— Start —

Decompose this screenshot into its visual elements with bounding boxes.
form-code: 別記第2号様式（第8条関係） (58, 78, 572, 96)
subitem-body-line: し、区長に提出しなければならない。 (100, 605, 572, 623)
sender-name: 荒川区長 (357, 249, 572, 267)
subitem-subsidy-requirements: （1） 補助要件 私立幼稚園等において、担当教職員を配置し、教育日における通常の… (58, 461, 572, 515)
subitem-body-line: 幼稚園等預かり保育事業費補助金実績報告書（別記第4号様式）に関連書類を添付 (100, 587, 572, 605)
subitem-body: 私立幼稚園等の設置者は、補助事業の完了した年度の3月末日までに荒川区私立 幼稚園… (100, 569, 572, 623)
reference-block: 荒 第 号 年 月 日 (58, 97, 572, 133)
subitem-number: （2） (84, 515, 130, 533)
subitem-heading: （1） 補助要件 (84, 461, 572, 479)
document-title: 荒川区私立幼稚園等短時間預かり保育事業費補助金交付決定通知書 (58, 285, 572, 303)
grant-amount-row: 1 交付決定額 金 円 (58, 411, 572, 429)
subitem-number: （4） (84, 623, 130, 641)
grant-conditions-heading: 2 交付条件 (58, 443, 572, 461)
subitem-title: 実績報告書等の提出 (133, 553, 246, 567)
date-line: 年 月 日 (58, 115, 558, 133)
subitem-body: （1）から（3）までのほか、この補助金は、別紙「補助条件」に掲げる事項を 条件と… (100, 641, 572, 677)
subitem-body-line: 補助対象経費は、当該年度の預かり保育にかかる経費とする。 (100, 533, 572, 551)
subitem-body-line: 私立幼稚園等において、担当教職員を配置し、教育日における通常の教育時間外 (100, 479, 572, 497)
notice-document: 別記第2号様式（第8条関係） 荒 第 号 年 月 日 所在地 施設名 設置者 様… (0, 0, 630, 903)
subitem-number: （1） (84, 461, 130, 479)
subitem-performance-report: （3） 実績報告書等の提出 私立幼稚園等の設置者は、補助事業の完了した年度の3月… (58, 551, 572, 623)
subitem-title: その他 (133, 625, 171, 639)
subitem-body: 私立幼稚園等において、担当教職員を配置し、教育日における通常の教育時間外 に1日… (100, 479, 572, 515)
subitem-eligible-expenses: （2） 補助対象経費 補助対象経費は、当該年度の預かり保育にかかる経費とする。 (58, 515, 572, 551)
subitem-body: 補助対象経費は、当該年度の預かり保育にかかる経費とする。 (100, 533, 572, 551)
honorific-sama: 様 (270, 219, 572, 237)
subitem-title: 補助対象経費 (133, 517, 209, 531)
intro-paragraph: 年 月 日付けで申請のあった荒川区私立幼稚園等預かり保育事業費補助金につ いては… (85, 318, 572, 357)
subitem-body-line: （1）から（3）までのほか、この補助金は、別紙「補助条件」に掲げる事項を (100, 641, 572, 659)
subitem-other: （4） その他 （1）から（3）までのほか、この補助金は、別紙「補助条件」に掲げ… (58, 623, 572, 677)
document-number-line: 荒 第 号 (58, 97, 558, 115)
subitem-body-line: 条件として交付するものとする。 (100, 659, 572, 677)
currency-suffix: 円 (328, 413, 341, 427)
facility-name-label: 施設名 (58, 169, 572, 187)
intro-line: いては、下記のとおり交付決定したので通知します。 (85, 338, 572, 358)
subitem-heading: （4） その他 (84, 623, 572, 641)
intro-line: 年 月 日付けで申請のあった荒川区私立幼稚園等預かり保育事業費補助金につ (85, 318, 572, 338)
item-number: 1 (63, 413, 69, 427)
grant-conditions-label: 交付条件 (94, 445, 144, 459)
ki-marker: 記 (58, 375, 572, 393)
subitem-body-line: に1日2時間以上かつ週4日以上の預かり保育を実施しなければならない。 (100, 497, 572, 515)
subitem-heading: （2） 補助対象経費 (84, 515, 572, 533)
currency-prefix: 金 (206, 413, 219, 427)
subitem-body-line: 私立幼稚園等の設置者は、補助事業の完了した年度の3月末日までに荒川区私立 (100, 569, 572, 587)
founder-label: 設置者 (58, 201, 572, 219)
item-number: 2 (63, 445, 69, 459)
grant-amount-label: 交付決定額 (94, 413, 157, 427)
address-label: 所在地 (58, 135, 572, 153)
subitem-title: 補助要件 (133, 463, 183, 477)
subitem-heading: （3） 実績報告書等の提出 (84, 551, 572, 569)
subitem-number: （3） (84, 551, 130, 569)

— End —

Update the records from their start through the line containing "285, 572, 303)", changing "subitem-body-line" to "body-text-line" and leaving everything else as it stands.

> **Result of this exercise**
Decompose this screenshot into its visual elements with bounding boxes.
form-code: 別記第2号様式（第8条関係） (58, 78, 572, 96)
body-text-line: し、区長に提出しなければならない。 (100, 605, 572, 623)
sender-name: 荒川区長 (357, 249, 572, 267)
subitem-subsidy-requirements: （1） 補助要件 私立幼稚園等において、担当教職員を配置し、教育日における通常の… (58, 461, 572, 515)
body-text-line: 幼稚園等預かり保育事業費補助金実績報告書（別記第4号様式）に関連書類を添付 (100, 587, 572, 605)
subitem-body: 私立幼稚園等の設置者は、補助事業の完了した年度の3月末日までに荒川区私立 幼稚園… (100, 569, 572, 623)
reference-block: 荒 第 号 年 月 日 (58, 97, 572, 133)
subitem-number: （2） (84, 515, 130, 533)
subitem-heading: （1） 補助要件 (84, 461, 572, 479)
document-title: 荒川区私立幼稚園等短時間預かり保育事業費補助金交付決定通知書 (58, 285, 572, 303)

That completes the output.